Start
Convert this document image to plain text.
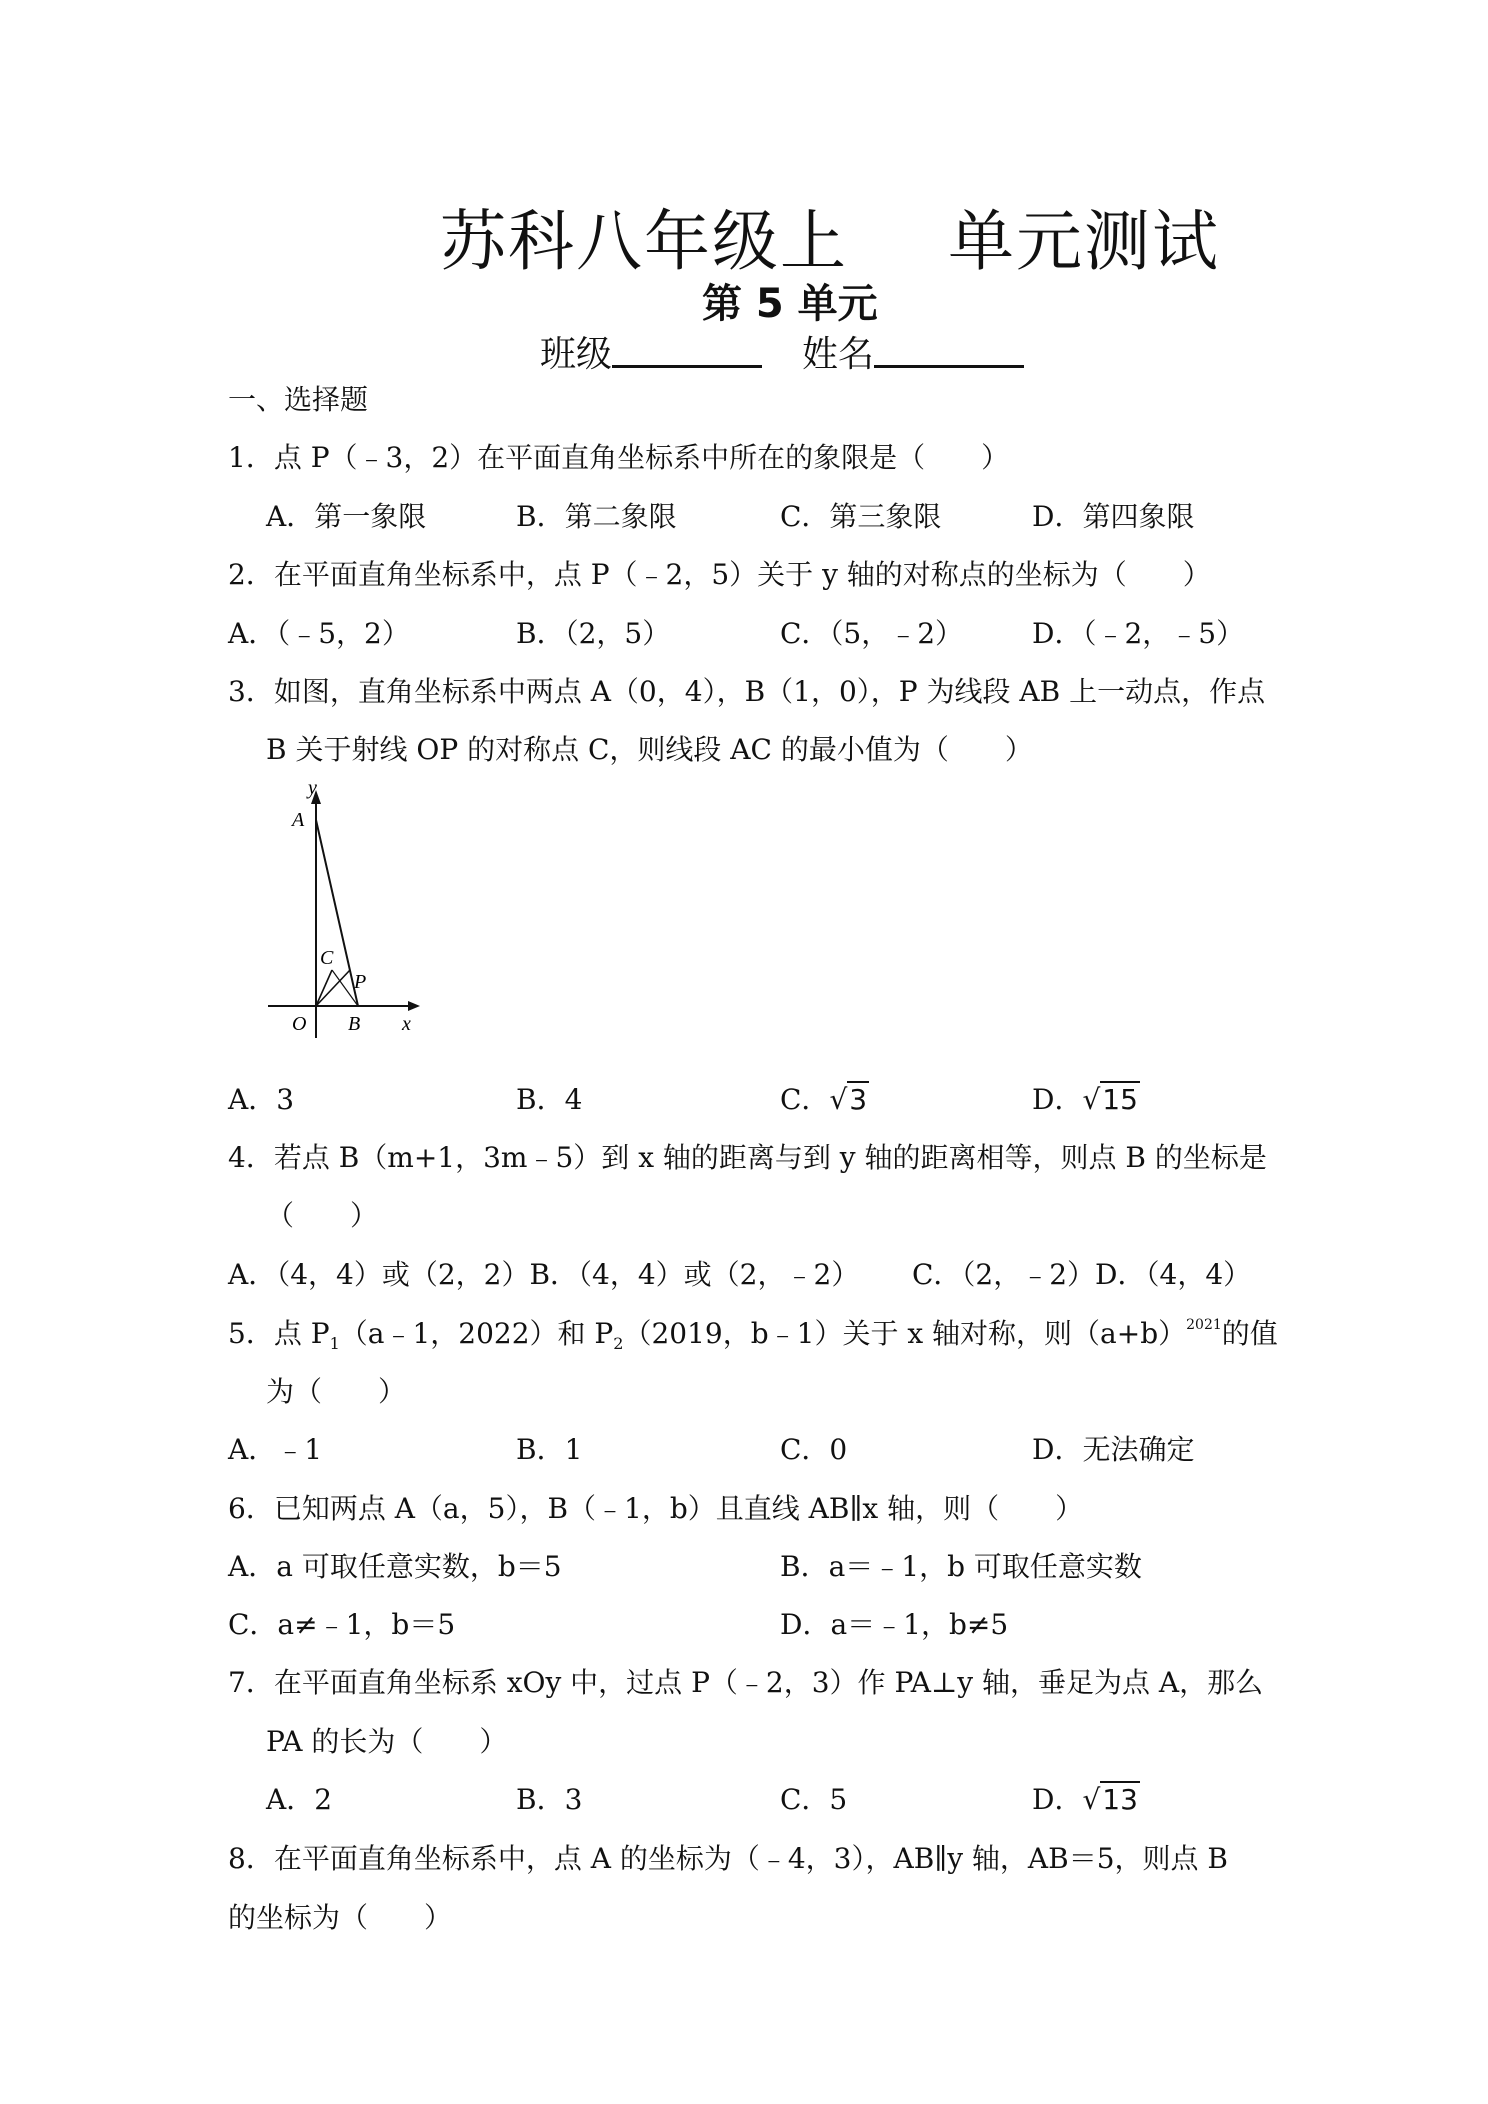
苏科八年级上 单元测试
第 5 单元
班级	姓名
一、选择题
1．点 P（﹣3，2）在平面直角坐标系中所在的象限是（　　）
A．第一象限	B．第二象限	C．第三象限	D．第四象限
2．在平面直角坐标系中，点 P（﹣2，5）关于 y 轴的对称点的坐标为（　　）
A．（﹣5，2）	B．（2，5）	C．（5，﹣2） D．（﹣2，﹣5）
3．如图，直角坐标系中两点 A（0，4），B（1，0），P 为线段 AB 上一动点，作点
B 关于射线 OP 的对称点 C，则线段 AC 的最小值为（　　）
y
A
C
P
O B x
A．3	B．4	C．√3	D．√15
4．若点 B（m+1，3m﹣5）到 x 轴的距离与到 y 轴的距离相等，则点 B 的坐标是
（　　）
A．（4，4）或（2，2）B．（4，4）或（2，﹣2） C．（2，﹣2）D．（4，4）
5．点 $P_1(a﹣1$，2022）和 $P_2(2019$，b﹣1）关于 x 轴对称，则$(a+b)^{2021}$的值
为（　　）
A．﹣1	B．1	C．0	D．无法确定
6．已知两点 A（a，5），B（﹣1，b）且直线 AB∥x 轴，则（　　）
A．a 可取任意实数，b＝5	B．a＝﹣1，b 可取任意实数
C．a≠﹣1，b＝5	D．a＝﹣1，b≠5
7．在平面直角坐标系 xOy 中，过点 P（﹣2，3）作 PA⊥y 轴，垂足为点 A，那么
PA 的长为（　　）
A．2	B．3	C．5	D．√13
8．在平面直角坐标系中，点 A 的坐标为（﹣4，3），AB∥y 轴，AB＝5，则点 B
的坐标为（　　）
End
= Task requirements =
Without the pictures, repeat all the records word for word.

= Result =
Convert this document image to plain text.
苏科八年级上 单元测试
第 5 单元
班级	姓名
一、选择题
1．点 P（﹣3，2）在平面直角坐标系中所在的象限是（　　）
A．第一象限	B．第二象限	C．第三象限	D．第四象限
2．在平面直角坐标系中，点 P（﹣2，5）关于 y 轴的对称点的坐标为（　　）
A．（﹣5，2）	B．（2，5）	C．（5，﹣2） D．（﹣2，﹣5）
3．如图，直角坐标系中两点 A（0，4），B（1，0），P 为线段 AB 上一动点，作点
B 关于射线 OP 的对称点 C，则线段 AC 的最小值为（　　）
y
A
C
P
O B x
A．3	B．4	C．√3	D．√15
4．若点 B（m+1，3m﹣5）到 x 轴的距离与到 y 轴的距离相等，则点 B 的坐标是
（　　）
A．（4，4）或（2，2）B．（4，4）或（2，﹣2） C．（2，﹣2）D．（4，4）
5．点 $P_1(a﹣1$，2022）和 $P_2(2019$，b﹣1）关于 x 轴对称，则$(a+b)^{2021}$的值
为（　　）
A．﹣1	B．1	C．0	D．无法确定
6．已知两点 A（a，5），B（﹣1，b）且直线 AB∥x 轴，则（　　）
A．a 可取任意实数，b＝5	B．a＝﹣1，b 可取任意实数
C．a≠﹣1，b＝5	D．a＝﹣1，b≠5
7．在平面直角坐标系 xOy 中，过点 P（﹣2，3）作 PA⊥y 轴，垂足为点 A，那么
PA 的长为（　　）
A．2	B．3	C．5	D．√13
8．在平面直角坐标系中，点 A 的坐标为（﹣4，3），AB∥y 轴，AB＝5，则点 B
的坐标为（　　）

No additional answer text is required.